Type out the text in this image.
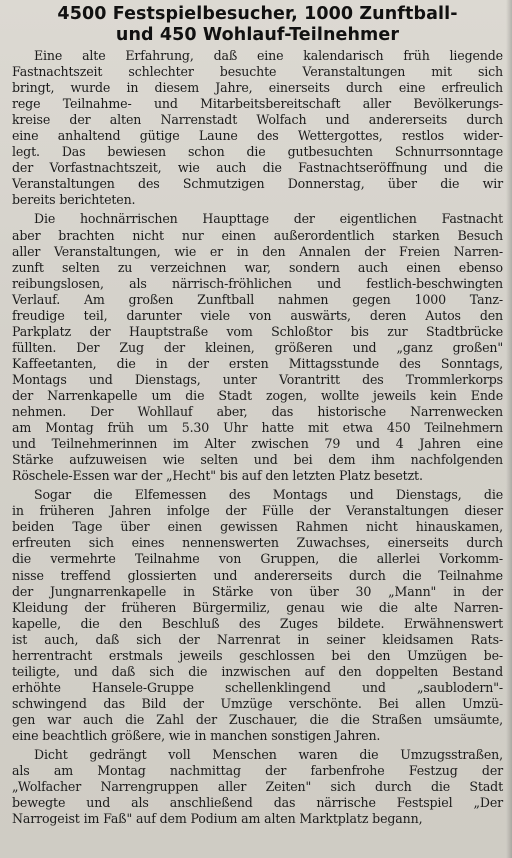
4500 Festspielbesucher, 1000 Zunftball-
und 450 Wohlauf-Teilnehmer
Eine alte Erfahrung, daß eine kalendarisch früh liegende
Fastnachtszeit schlechter besuchte Veranstaltungen mit sich
bringt, wurde in diesem Jahre, einerseits durch eine erfreulich
rege Teilnahme- und Mitarbeitsbereitschaft aller Bevölkerungs-
kreise der alten Narrenstadt Wolfach und andererseits durch
eine anhaltend gütige Laune des Wettergottes, restlos wider-
legt. Das bewiesen schon die gutbesuchten Schnurrsonntage
der Vorfastnachtszeit, wie auch die Fastnachtseröffnung und die
Veranstaltungen des Schmutzigen Donnerstag, über die wir
bereits berichteten.
Die hochnärrischen Haupttage der eigentlichen Fastnacht
aber brachten nicht nur einen außerordentlich starken Besuch
aller Veranstaltungen, wie er in den Annalen der Freien Narren-
zunft selten zu verzeichnen war, sondern auch einen ebenso
reibungslosen, als närrisch-fröhlichen und festlich-beschwingten
Verlauf. Am großen Zunftball nahmen gegen 1000 Tanz-
freudige teil, darunter viele von auswärts, deren Autos den
Parkplatz der Hauptstraße vom Schloßtor bis zur Stadtbrücke
füllten. Der Zug der kleinen, größeren und „ganz großen"
Kaffeetanten, die in der ersten Mittagsstunde des Sonntags,
Montags und Dienstags, unter Vorantritt des Trommlerkorps
der Narrenkapelle um die Stadt zogen, wollte jeweils kein Ende
nehmen. Der Wohllauf aber, das historische Narrenwecken
am Montag früh um 5.30 Uhr hatte mit etwa 450 Teilnehmern
und Teilnehmerinnen im Alter zwischen 79 und 4 Jahren eine
Stärke aufzuweisen wie selten und bei dem ihm nachfolgenden
Röschele-Essen war der „Hecht" bis auf den letzten Platz besetzt.
Sogar die Elfemessen des Montags und Dienstags, die
in früheren Jahren infolge der Fülle der Veranstaltungen dieser
beiden Tage über einen gewissen Rahmen nicht hinauskamen,
erfreuten sich eines nennenswerten Zuwachses, einerseits durch
die vermehrte Teilnahme von Gruppen, die allerlei Vorkomm-
nisse treffend glossierten und andererseits durch die Teilnahme
der Jungnarrenkapelle in Stärke von über 30 „Mann" in der
Kleidung der früheren Bürgermiliz, genau wie die alte Narren-
kapelle, die den Beschluß des Zuges bildete. Erwähnenswert
ist auch, daß sich der Narrenrat in seiner kleidsamen Rats-
herrentracht erstmals jeweils geschlossen bei den Umzügen be-
teiligte, und daß sich die inzwischen auf den doppelten Bestand
erhöhte Hansele-Gruppe schellenklingend und „saublodern"-
schwingend das Bild der Umzüge verschönte. Bei allen Umzü-
gen war auch die Zahl der Zuschauer, die die Straßen umsäumte,
eine beachtlich größere, wie in manchen sonstigen Jahren.
Dicht gedrängt voll Menschen waren die Umzugsstraßen,
als am Montag nachmittag der farbenfrohe Festzug der
„Wolfacher Narrengruppen aller Zeiten" sich durch die Stadt
bewegte und als anschließend das närrische Festspiel „Der
Narrogeist im Faß" auf dem Podium am alten Marktplatz begann,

◆ ◆ ◆ ◆ ◆

Set problem
Look through the data above. Copy every line with the string "auch" in it.

Solution to the problem
der Vorfastnachtszeit, wie auch die Fastnachtseröffnung und die
zunft selten zu verzeichnen war, sondern auch einen ebenso
ist auch, daß sich der Narrenrat in seiner kleidsamen Rats-
gen war auch die Zahl der Zuschauer, die die Straßen umsäumte,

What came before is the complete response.